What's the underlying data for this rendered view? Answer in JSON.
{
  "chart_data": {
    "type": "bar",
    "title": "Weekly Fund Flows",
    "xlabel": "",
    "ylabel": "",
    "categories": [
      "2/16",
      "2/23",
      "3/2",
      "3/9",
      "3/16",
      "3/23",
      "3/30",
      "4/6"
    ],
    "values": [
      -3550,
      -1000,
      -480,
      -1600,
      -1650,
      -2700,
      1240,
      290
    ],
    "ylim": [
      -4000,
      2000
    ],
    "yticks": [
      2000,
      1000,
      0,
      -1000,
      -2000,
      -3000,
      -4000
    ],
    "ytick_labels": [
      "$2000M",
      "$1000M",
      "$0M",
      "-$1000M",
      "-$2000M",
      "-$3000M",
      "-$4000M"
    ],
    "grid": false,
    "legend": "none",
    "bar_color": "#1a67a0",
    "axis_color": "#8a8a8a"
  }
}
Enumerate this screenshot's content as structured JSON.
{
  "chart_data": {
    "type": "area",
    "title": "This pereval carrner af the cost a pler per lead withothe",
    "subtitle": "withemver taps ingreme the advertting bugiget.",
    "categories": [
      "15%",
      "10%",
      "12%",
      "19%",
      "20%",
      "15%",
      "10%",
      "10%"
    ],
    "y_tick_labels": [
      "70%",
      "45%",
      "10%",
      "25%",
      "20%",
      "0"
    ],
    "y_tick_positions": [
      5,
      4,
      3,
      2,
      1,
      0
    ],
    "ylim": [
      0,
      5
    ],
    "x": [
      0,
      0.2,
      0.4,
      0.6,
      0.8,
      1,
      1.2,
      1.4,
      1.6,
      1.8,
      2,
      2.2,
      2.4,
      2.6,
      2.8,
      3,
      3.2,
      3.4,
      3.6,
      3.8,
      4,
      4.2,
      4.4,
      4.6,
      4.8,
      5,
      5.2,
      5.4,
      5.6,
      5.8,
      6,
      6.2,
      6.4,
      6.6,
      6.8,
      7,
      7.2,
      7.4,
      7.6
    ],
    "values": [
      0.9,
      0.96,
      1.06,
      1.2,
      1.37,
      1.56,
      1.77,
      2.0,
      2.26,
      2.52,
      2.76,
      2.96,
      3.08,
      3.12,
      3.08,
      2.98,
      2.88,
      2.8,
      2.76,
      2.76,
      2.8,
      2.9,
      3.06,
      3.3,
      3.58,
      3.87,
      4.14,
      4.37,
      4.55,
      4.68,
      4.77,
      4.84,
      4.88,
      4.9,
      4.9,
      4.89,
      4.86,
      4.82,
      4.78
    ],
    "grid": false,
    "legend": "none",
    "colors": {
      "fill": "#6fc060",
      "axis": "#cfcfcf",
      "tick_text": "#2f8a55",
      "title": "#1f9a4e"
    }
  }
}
+++
● The exercise:
Only the lines from the one containing "Enumerate this screenshot's" through the end of the entries above belong in the answer; repeat them exactly.

● Correct output:
Enumerate this screenshot's content as structured JSON.
{
  "chart_data": {
    "type": "area",
    "title": "This pereval carrner af the cost a pler per lead withothe",
    "subtitle": "withemver taps ingreme the advertting bugiget.",
    "categories": [
      "15%",
      "10%",
      "12%",
      "19%",
      "20%",
      "15%",
      "10%",
      "10%"
    ],
    "y_tick_labels": [
      "70%",
      "45%",
      "10%",
      "25%",
      "20%",
      "0"
    ],
    "y_tick_positions": [
      5,
      4,
      3,
      2,
      1,
      0
    ],
    "ylim": [
      0,
      5
    ],
    "x": [
      0,
      0.2,
      0.4,
      0.6,
      0.8,
      1,
      1.2,
      1.4,
      1.6,
      1.8,
      2,
      2.2,
      2.4,
      2.6,
      2.8,
      3,
      3.2,
      3.4,
      3.6,
      3.8,
      4,
      4.2,
      4.4,
      4.6,
      4.8,
      5,
      5.2,
      5.4,
      5.6,
      5.8,
      6,
      6.2,
      6.4,
      6.6,
      6.8,
      7,
      7.2,
      7.4,
      7.6
    ],
    "values": [
      0.9,
      0.96,
      1.06,
      1.2,
      1.37,
      1.56,
      1.77,
      2.0,
      2.26,
      2.52,
      2.76,
      2.96,
      3.08,
      3.12,
      3.08,
      2.98,
      2.88,
      2.8,
      2.76,
      2.76,
      2.8,
      2.9,
      3.06,
      3.3,
      3.58,
      3.87,
      4.14,
      4.37,
      4.55,
      4.68,
      4.77,
      4.84,
      4.88,
      4.9,
      4.9,
      4.89,
      4.86,
      4.82,
      4.78
    ],
    "grid": false,
    "legend": "none",
    "colors": {
      "fill": "#6fc060",
      "axis": "#cfcfcf",
      "tick_text": "#2f8a55",
      "title": "#1f9a4e"
    }
  }
}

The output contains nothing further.